_Problem statement_. Give back the full listing, character for character, with no pictures.

_Provided data_.
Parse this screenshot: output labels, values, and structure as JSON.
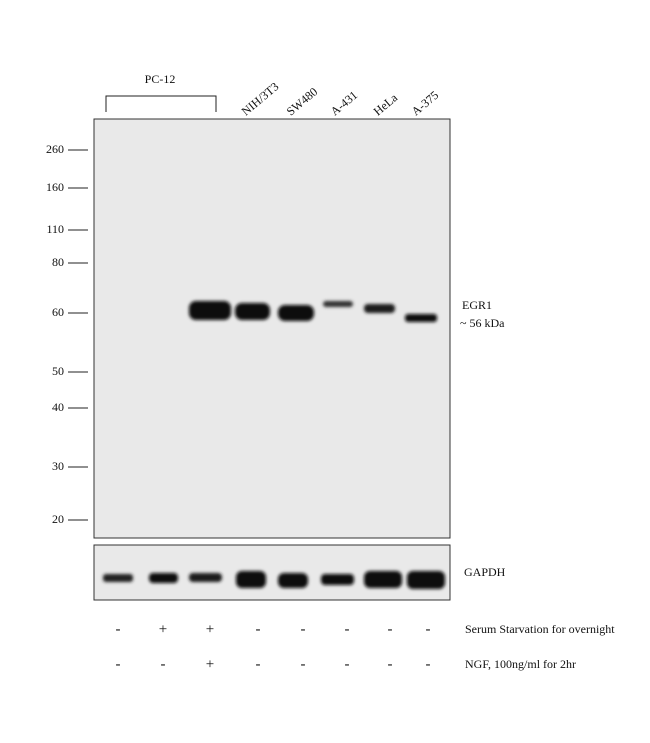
{
  "header": {
    "group": "PC-12",
    "lanes": [
      "NIH/3T3",
      "SW480",
      "A-431",
      "HeLa",
      "A-375"
    ]
  },
  "markers": [
    260,
    160,
    110,
    80,
    60,
    50,
    40,
    30,
    20
  ],
  "annotations": {
    "target": "EGR1",
    "size": "~ 56 kDa",
    "loading": "GAPDH"
  },
  "treatments": [
    {
      "label": "Serum Starvation for overnight",
      "symbols": [
        "-",
        "+",
        "+",
        "-",
        "-",
        "-",
        "-",
        "-"
      ]
    },
    {
      "label": "NGF, 100ng/ml for 2hr",
      "symbols": [
        "-",
        "-",
        "+",
        "-",
        "-",
        "-",
        "-",
        "-"
      ]
    }
  ]
}
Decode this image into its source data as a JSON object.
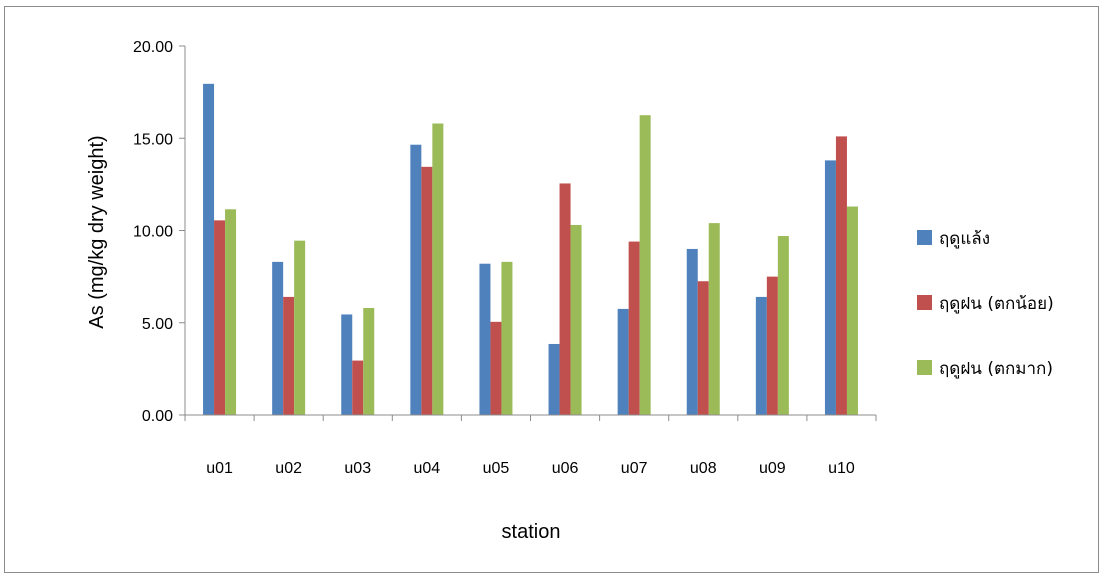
{
  "chart_data": {
    "type": "bar",
    "title": "",
    "xlabel": "station",
    "ylabel": "As (mg/kg dry weight)",
    "ylim": [
      0,
      20
    ],
    "yticks": [
      "0.00",
      "5.00",
      "10.00",
      "15.00",
      "20.00"
    ],
    "grid": false,
    "legend_position": "right",
    "categories": [
      "u01",
      "u02",
      "u03",
      "u04",
      "u05",
      "u06",
      "u07",
      "u08",
      "u09",
      "u10"
    ],
    "series": [
      {
        "name": "ฤดูแล้ง",
        "color": "#4F81BD",
        "values": [
          17.95,
          8.3,
          5.45,
          14.65,
          8.2,
          3.85,
          5.75,
          9.0,
          6.4,
          13.8
        ]
      },
      {
        "name": "ฤดูฝน (ตกน้อย)",
        "color": "#C0504D",
        "values": [
          10.55,
          6.4,
          2.95,
          13.45,
          5.05,
          12.55,
          9.4,
          7.25,
          7.5,
          15.1
        ]
      },
      {
        "name": "ฤดูฝน (ตกมาก)",
        "color": "#9BBB59",
        "values": [
          11.15,
          9.45,
          5.8,
          15.8,
          8.3,
          10.3,
          16.25,
          10.4,
          9.7,
          11.3
        ]
      }
    ]
  }
}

_Completed exercise_.
Parse this screenshot: output labels, values, and structure as JSON.
{
  "header": {
    "group": "PC-12",
    "lanes": [
      "NIH/3T3",
      "SW480",
      "A-431",
      "HeLa",
      "A-375"
    ]
  },
  "markers": [
    260,
    160,
    110,
    80,
    60,
    50,
    40,
    30,
    20
  ],
  "annotations": {
    "target": "EGR1",
    "size": "~ 56 kDa",
    "loading": "GAPDH"
  },
  "treatments": [
    {
      "label": "Serum Starvation for overnight",
      "symbols": [
        "-",
        "+",
        "+",
        "-",
        "-",
        "-",
        "-",
        "-"
      ]
    },
    {
      "label": "NGF, 100ng/ml for 2hr",
      "symbols": [
        "-",
        "-",
        "+",
        "-",
        "-",
        "-",
        "-",
        "-"
      ]
    }
  ]
}
Decode this image into its source data as a JSON object.
{
  "chart_data": {
    "type": "bar",
    "title": "",
    "xlabel": "station",
    "ylabel": "As (mg/kg dry weight)",
    "ylim": [
      0,
      20
    ],
    "yticks": [
      "0.00",
      "5.00",
      "10.00",
      "15.00",
      "20.00"
    ],
    "grid": false,
    "legend_position": "right",
    "categories": [
      "u01",
      "u02",
      "u03",
      "u04",
      "u05",
      "u06",
      "u07",
      "u08",
      "u09",
      "u10"
    ],
    "series": [
      {
        "name": "ฤดูแล้ง",
        "color": "#4F81BD",
        "values": [
          17.95,
          8.3,
          5.45,
          14.65,
          8.2,
          3.85,
          5.75,
          9.0,
          6.4,
          13.8
        ]
      },
      {
        "name": "ฤดูฝน (ตกน้อย)",
        "color": "#C0504D",
        "values": [
          10.55,
          6.4,
          2.95,
          13.45,
          5.05,
          12.55,
          9.4,
          7.25,
          7.5,
          15.1
        ]
      },
      {
        "name": "ฤดูฝน (ตกมาก)",
        "color": "#9BBB59",
        "values": [
          11.15,
          9.45,
          5.8,
          15.8,
          8.3,
          10.3,
          16.25,
          10.4,
          9.7,
          11.3
        ]
      }
    ]
  }
}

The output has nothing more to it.